───── DATA FOR PROCESSING
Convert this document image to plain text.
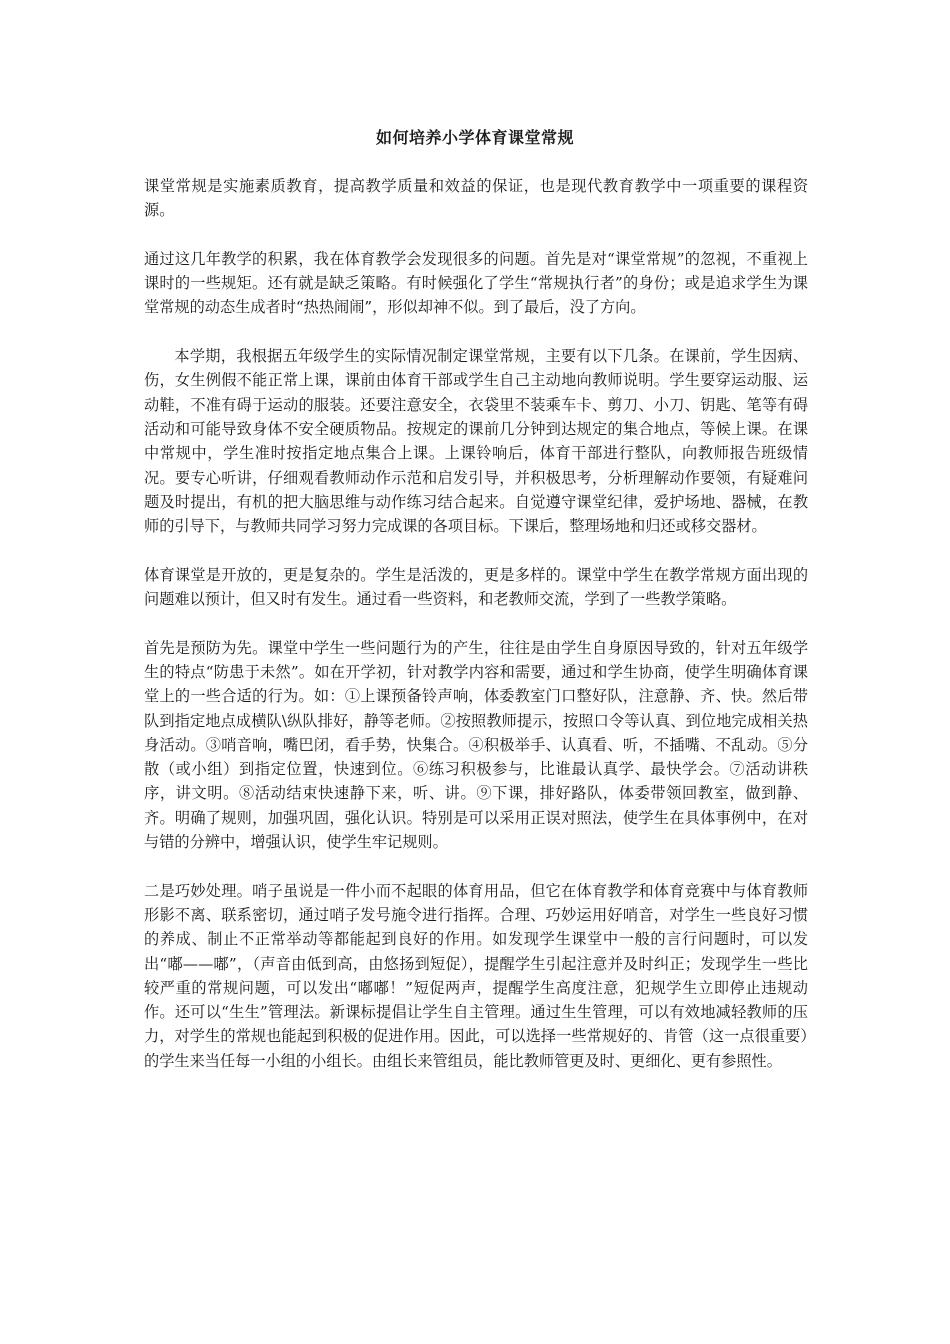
如何培养小学体育课堂常规

课堂常规是实施素质教育，提高教学质量和效益的保证，也是现代教育教学中一项重要的课程资源。

通过这几年教学的积累，我在体育教学会发现很多的问题。首先是对“课堂常规”的忽视，不重视上课时的一些规矩。还有就是缺乏策略。有时候强化了学生“常规执行者”的身份；或是追求学生为课堂常规的动态生成者时“热热闹闹”，形似却神不似。到了最后，没了方向。

本学期，我根据五年级学生的实际情况制定课堂常规，主要有以下几条。在课前，学生因病、伤，女生例假不能正常上课，课前由体育干部或学生自己主动地向教师说明。学生要穿运动服、运动鞋，不准有碍于运动的服装。还要注意安全，衣袋里不装乘车卡、剪刀、小刀、钥匙、笔等有碍活动和可能导致身体不安全硬质物品。按规定的课前几分钟到达规定的集合地点，等候上课。在课中常规中，学生准时按指定地点集合上课。上课铃响后，体育干部进行整队，向教师报告班级情况。要专心听讲，仔细观看教师动作示范和启发引导，并积极思考，分析理解动作要领，有疑难问题及时提出，有机的把大脑思维与动作练习结合起来。自觉遵守课堂纪律，爱护场地、器械，在教师的引导下，与教师共同学习努力完成课的各项目标。下课后，整理场地和归还或移交器材。

体育课堂是开放的，更是复杂的。学生是活泼的，更是多样的。课堂中学生在教学常规方面出现的问题难以预计，但又时有发生。通过看一些资料，和老教师交流，学到了一些教学策略。

首先是预防为先。课堂中学生一些问题行为的产生，往往是由学生自身原因导致的，针对五年级学生的特点“防患于未然”。如在开学初，针对教学内容和需要，通过和学生协商，使学生明确体育课堂上的一些合适的行为。如：①上课预备铃声响，体委教室门口整好队，注意静、齐、快。然后带队到指定地点成横队\纵队排好，静等老师。②按照教师提示，按照口令等认真、到位地完成相关热身活动。③哨音响，嘴巴闭，看手势，快集合。④积极举手、认真看、听，不插嘴、不乱动。⑤分散（或小组）到指定位置，快速到位。⑥练习积极参与，比谁最认真学、最快学会。⑦活动讲秩序，讲文明。⑧活动结束快速静下来，听、讲。⑨下课，排好路队，体委带领回教室，做到静、齐。明确了规则，加强巩固，强化认识。特别是可以采用正误对照法，使学生在具体事例中，在对与错的分辨中，增强认识，使学生牢记规则。

二是巧妙处理。哨子虽说是一件小而不起眼的体育用品，但它在体育教学和体育竞赛中与体育教师形影不离、联系密切，通过哨子发号施令进行指挥。合理、巧妙运用好哨音，对学生一些良好习惯的养成、制止不正常举动等都能起到良好的作用。如发现学生课堂中一般的言行问题时，可以发出“嘟——嘟”，（声音由低到高，由悠扬到短促），提醒学生引起注意并及时纠正；发现学生一些比较严重的常规问题，可以发出“嘟嘟！”短促两声，提醒学生高度注意，犯规学生立即停止违规动作。还可以“生生”管理法。新课标提倡让学生自主管理。通过生生管理，可以有效地减轻教师的压力，对学生的常规也能起到积极的促进作用。因此，可以选择一些常规好的、肯管（这一点很重要）的学生来当任每一小组的小组长。由组长来管组员，能比教师管更及时、更细化、更有参照性。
──────────
STATED PROBLEM
Every record above should come back exactly, but without its pictures.

RESPONSE TO THIS TASK
Convert this document image to plain text.
如何培养小学体育课堂常规

课堂常规是实施素质教育，提高教学质量和效益的保证，也是现代教育教学中一项重要的课程资源。

通过这几年教学的积累，我在体育教学会发现很多的问题。首先是对“课堂常规”的忽视，不重视上课时的一些规矩。还有就是缺乏策略。有时候强化了学生“常规执行者”的身份；或是追求学生为课堂常规的动态生成者时“热热闹闹”，形似却神不似。到了最后，没了方向。

本学期，我根据五年级学生的实际情况制定课堂常规，主要有以下几条。在课前，学生因病、伤，女生例假不能正常上课，课前由体育干部或学生自己主动地向教师说明。学生要穿运动服、运动鞋，不准有碍于运动的服装。还要注意安全，衣袋里不装乘车卡、剪刀、小刀、钥匙、笔等有碍活动和可能导致身体不安全硬质物品。按规定的课前几分钟到达规定的集合地点，等候上课。在课中常规中，学生准时按指定地点集合上课。上课铃响后，体育干部进行整队，向教师报告班级情况。要专心听讲，仔细观看教师动作示范和启发引导，并积极思考，分析理解动作要领，有疑难问题及时提出，有机的把大脑思维与动作练习结合起来。自觉遵守课堂纪律，爱护场地、器械，在教师的引导下，与教师共同学习努力完成课的各项目标。下课后，整理场地和归还或移交器材。

体育课堂是开放的，更是复杂的。学生是活泼的，更是多样的。课堂中学生在教学常规方面出现的问题难以预计，但又时有发生。通过看一些资料，和老教师交流，学到了一些教学策略。

首先是预防为先。课堂中学生一些问题行为的产生，往往是由学生自身原因导致的，针对五年级学生的特点“防患于未然”。如在开学初，针对教学内容和需要，通过和学生协商，使学生明确体育课堂上的一些合适的行为。如：①上课预备铃声响，体委教室门口整好队，注意静、齐、快。然后带队到指定地点成横队\纵队排好，静等老师。②按照教师提示，按照口令等认真、到位地完成相关热身活动。③哨音响，嘴巴闭，看手势，快集合。④积极举手、认真看、听，不插嘴、不乱动。⑤分散（或小组）到指定位置，快速到位。⑥练习积极参与，比谁最认真学、最快学会。⑦活动讲秩序，讲文明。⑧活动结束快速静下来，听、讲。⑨下课，排好路队，体委带领回教室，做到静、齐。明确了规则，加强巩固，强化认识。特别是可以采用正误对照法，使学生在具体事例中，在对与错的分辨中，增强认识，使学生牢记规则。

二是巧妙处理。哨子虽说是一件小而不起眼的体育用品，但它在体育教学和体育竞赛中与体育教师形影不离、联系密切，通过哨子发号施令进行指挥。合理、巧妙运用好哨音，对学生一些良好习惯的养成、制止不正常举动等都能起到良好的作用。如发现学生课堂中一般的言行问题时，可以发出“嘟——嘟”，（声音由低到高，由悠扬到短促），提醒学生引起注意并及时纠正；发现学生一些比较严重的常规问题，可以发出“嘟嘟！”短促两声，提醒学生高度注意，犯规学生立即停止违规动作。还可以“生生”管理法。新课标提倡让学生自主管理。通过生生管理，可以有效地减轻教师的压力，对学生的常规也能起到积极的促进作用。因此，可以选择一些常规好的、肯管（这一点很重要）的学生来当任每一小组的小组长。由组长来管组员，能比教师管更及时、更细化、更有参照性。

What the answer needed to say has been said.